=== Source excerpt ===

In [1]:
import pandas as pd
import numpy as np
import csv

from sklearn.model_selection import train_test_split
from sklearn import linear_model
from sklearn import preprocessing
from sklearn.ensemble import AdaBoostRegressor
from sklearn.model_selection import GridSearchCV
from sklearn.model_selection import RepeatedStratifiedKFold
from sklearn.ensemble import AdaBoostClassifier
from sklearn.neighbors import KNeighborsClassifier
from sklearn.tree import DecisionTreeClassifier
from sklearn.naive_bayes import BernoulliNB
from sklearn.ensemble import BaggingClassifier
from sklearn.ensemble import RandomForestClassifier

In [2]:
def get_train_features(file_name):
    data = pd.read_csv(file_name, header = None)
    data = data.drop(data.columns[0], axis=1)
    return data

def get_test_features(file_name):
    data = pd.read_csv(file_name, header = None)
    indexes  = data.iloc[:,0]
    data = data.drop(data.columns[0], axis=1)
    return indexes, data

def get_labels(file_name):
    data = pd.read_csv(file_name)
    data = data.drop(data.columns[0], axis=1)
    return data.values.ravel()

In [3]:
#Loading and Normalizing the data
train_features_file = "train_features.csv"
train_features = get_train_features(train_features_file)
train_features = preprocessing.normalize(train_features)

train_label_file = "train_labels.csv"

===

Goal A: Write out the rows word for word, from the line containing "start-date-placeholder: 开始日期 <box>482" through the line containing "menu-label: API 日志 <box>108 633 189 657</box>".

=== Materials provided ===

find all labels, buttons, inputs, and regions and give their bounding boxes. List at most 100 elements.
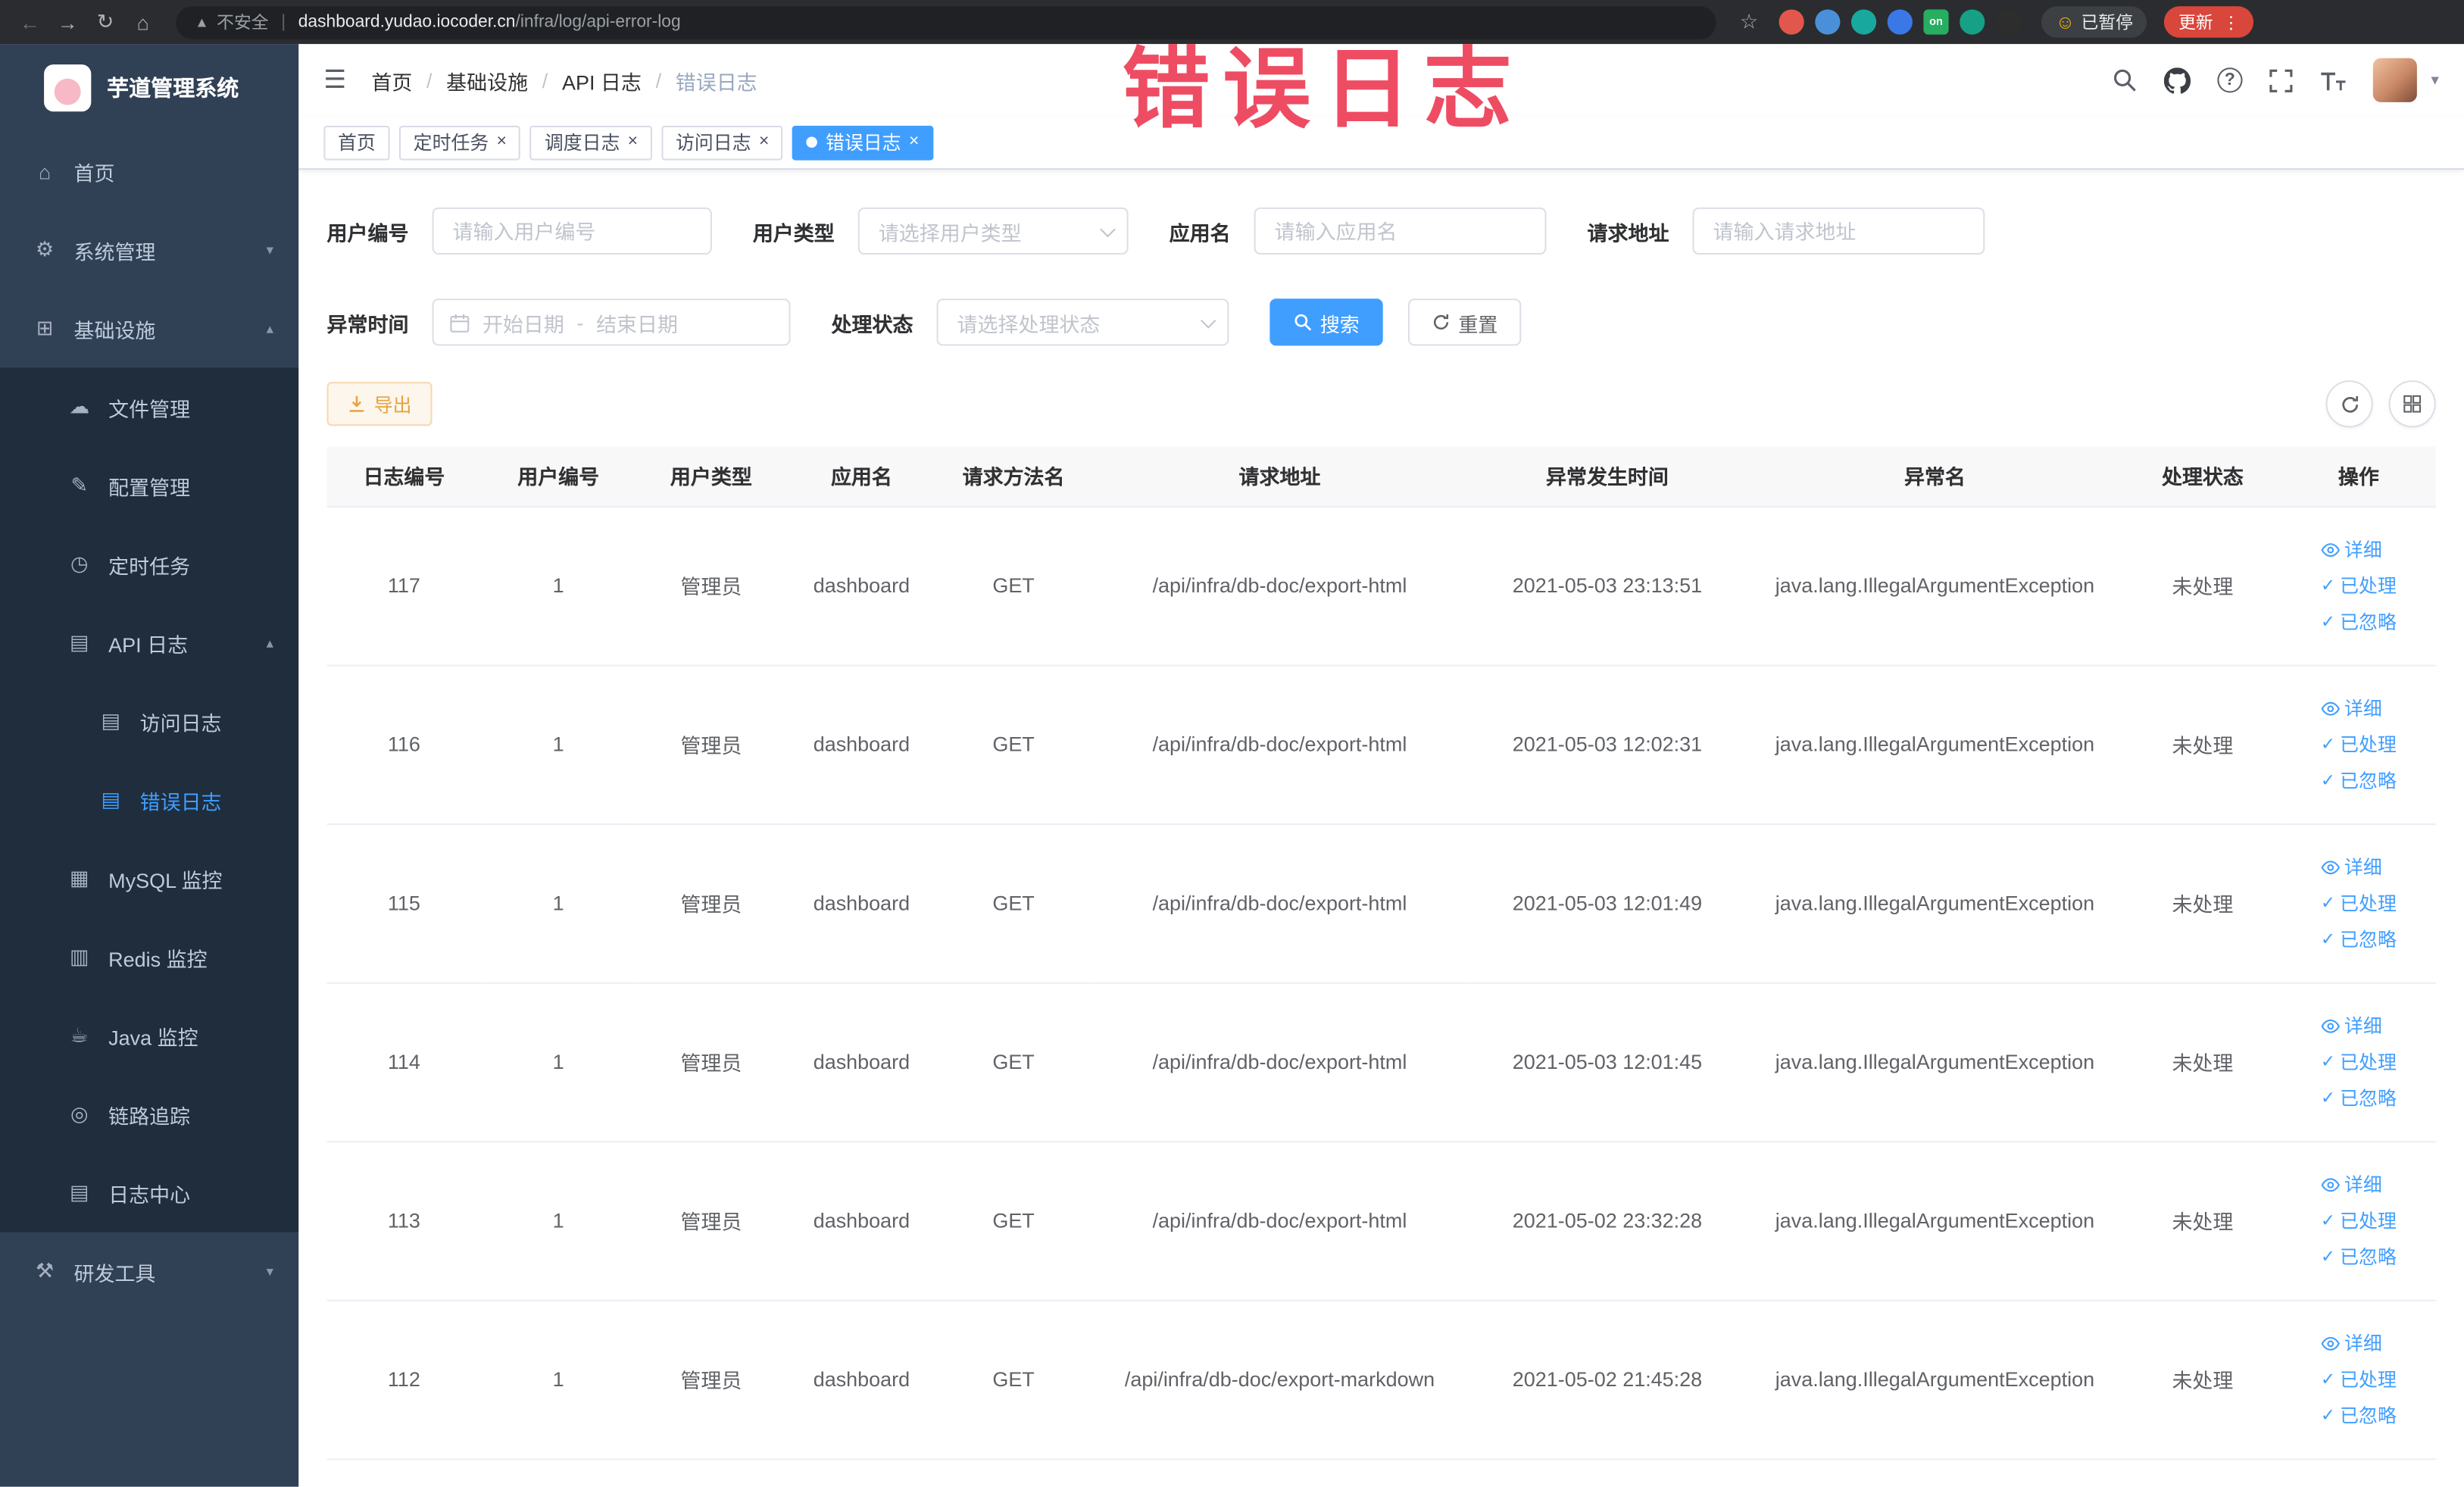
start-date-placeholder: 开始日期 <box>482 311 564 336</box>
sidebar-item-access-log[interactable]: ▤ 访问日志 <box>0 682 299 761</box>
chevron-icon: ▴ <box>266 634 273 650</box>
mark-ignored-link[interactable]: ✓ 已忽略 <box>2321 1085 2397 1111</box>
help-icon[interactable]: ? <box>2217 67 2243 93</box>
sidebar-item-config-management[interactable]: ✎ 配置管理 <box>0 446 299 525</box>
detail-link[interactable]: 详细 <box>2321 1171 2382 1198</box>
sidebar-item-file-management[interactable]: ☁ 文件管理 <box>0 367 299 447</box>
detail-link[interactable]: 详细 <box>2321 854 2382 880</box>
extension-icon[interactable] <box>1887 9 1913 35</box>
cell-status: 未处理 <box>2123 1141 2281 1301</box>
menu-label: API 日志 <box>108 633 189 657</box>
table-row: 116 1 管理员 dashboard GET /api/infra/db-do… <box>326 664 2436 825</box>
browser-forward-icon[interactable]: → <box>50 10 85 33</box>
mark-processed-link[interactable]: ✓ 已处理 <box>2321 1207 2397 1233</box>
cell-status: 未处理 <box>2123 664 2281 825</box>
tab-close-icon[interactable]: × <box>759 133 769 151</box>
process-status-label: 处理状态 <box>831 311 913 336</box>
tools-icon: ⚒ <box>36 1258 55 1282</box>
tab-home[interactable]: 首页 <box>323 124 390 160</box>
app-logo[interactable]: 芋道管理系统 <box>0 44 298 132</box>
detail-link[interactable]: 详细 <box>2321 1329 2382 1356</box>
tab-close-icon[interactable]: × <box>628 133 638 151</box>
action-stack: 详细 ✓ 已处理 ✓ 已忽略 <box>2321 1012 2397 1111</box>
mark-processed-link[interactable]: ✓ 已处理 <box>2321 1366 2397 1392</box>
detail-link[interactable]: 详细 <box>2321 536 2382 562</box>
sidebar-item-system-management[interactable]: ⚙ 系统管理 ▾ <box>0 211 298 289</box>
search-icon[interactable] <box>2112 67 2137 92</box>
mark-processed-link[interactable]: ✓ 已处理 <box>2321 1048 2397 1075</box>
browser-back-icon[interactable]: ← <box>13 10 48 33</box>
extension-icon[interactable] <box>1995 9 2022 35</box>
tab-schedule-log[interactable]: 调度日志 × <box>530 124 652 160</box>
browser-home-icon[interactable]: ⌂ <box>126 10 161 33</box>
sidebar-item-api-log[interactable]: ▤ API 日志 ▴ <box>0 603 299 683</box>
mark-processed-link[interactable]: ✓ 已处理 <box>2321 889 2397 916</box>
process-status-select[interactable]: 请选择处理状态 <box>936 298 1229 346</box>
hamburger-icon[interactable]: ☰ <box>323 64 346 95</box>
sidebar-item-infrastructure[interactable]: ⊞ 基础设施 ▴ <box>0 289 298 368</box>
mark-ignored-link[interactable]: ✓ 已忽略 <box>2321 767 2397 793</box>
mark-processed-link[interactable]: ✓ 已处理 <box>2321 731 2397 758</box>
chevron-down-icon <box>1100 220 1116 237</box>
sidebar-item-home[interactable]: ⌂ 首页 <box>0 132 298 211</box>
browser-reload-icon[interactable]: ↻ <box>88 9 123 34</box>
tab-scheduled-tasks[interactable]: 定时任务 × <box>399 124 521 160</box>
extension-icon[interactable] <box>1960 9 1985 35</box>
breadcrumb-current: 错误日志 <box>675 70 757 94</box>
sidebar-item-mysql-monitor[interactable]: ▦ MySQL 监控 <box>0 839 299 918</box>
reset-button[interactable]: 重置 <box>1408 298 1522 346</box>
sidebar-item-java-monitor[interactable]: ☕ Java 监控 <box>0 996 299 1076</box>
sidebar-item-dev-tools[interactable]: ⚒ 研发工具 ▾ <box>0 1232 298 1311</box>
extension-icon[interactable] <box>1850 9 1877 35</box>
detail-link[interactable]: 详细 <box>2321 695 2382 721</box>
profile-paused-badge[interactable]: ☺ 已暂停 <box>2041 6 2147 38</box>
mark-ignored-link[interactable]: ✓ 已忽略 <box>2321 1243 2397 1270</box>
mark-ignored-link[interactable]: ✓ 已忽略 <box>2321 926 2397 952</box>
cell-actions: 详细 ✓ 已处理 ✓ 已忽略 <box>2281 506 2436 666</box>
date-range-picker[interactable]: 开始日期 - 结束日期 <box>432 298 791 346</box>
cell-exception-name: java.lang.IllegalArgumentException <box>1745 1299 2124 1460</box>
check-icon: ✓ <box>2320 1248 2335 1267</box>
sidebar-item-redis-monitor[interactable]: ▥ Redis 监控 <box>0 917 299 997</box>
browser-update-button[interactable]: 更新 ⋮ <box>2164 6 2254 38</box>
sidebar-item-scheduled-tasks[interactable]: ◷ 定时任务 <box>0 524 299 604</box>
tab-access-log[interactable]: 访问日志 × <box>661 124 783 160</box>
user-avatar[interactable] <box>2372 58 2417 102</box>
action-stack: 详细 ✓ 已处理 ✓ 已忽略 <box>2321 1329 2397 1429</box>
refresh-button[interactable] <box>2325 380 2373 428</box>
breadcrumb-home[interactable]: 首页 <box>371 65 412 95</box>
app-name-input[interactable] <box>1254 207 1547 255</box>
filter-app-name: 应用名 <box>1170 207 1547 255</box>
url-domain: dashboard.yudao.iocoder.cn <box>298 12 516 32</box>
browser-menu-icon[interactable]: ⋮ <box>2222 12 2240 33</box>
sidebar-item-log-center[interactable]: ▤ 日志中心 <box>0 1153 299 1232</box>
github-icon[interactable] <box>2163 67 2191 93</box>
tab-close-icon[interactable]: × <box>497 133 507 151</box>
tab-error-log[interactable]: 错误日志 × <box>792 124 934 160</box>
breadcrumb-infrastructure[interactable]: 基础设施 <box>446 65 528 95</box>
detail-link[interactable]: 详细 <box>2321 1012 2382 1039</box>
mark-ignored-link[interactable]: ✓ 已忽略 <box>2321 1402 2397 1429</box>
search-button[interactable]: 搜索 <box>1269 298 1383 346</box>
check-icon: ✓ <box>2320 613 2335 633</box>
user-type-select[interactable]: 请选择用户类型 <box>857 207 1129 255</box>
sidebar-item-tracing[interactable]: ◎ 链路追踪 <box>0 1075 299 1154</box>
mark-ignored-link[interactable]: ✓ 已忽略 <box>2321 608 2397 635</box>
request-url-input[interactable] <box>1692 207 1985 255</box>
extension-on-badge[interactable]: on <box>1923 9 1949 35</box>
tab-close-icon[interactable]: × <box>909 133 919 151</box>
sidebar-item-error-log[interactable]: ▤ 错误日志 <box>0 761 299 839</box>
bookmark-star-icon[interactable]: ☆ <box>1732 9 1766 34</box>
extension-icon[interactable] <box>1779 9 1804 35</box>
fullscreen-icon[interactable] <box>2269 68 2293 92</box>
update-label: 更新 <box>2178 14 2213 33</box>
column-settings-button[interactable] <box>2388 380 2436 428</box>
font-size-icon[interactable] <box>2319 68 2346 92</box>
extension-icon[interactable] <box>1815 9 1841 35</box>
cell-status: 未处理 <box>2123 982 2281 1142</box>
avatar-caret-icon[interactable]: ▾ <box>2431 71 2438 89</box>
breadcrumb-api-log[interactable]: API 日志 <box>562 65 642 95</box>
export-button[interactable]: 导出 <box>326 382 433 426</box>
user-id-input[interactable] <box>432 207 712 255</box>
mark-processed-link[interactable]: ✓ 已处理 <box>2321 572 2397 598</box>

===

Goal B: In the notebook code, rewrite the part from the words containing "return data.values.ravel()" through "train_features = get_train_features(train_features_file)", changing "train_features_file" to "train_features_path".

Response A:
start-date-placeholder: 开始日期 <box>482 311 564 336</box>
sidebar-item-access-log[interactable]: ▤ 访问日志 <box>0 682 299 761</box>
chevron-icon: ▴ <box>266 634 273 650</box>
mark-ignored-link[interactable]: ✓ 已忽略 <box>2321 1085 2397 1111</box>
help-icon[interactable]: ? <box>2217 67 2243 93</box>
sidebar-item-config-management[interactable]: ✎ 配置管理 <box>0 446 299 525</box>
detail-link[interactable]: 详细 <box>2321 1171 2382 1198</box>
sidebar-item-file-management[interactable]: ☁ 文件管理 <box>0 367 299 447</box>
detail-link[interactable]: 详细 <box>2321 854 2382 880</box>
extension-icon[interactable] <box>1887 9 1913 35</box>
cell-status: 未处理 <box>2123 1141 2281 1301</box>
menu-label: API 日志 <box>108 633 189 657</box>

Response B:
return data.values.ravel()

In [3]:
#Loading and Normalizing the data
train_features_path = "train_features.csv"
train_features = get_train_features(train_features_path)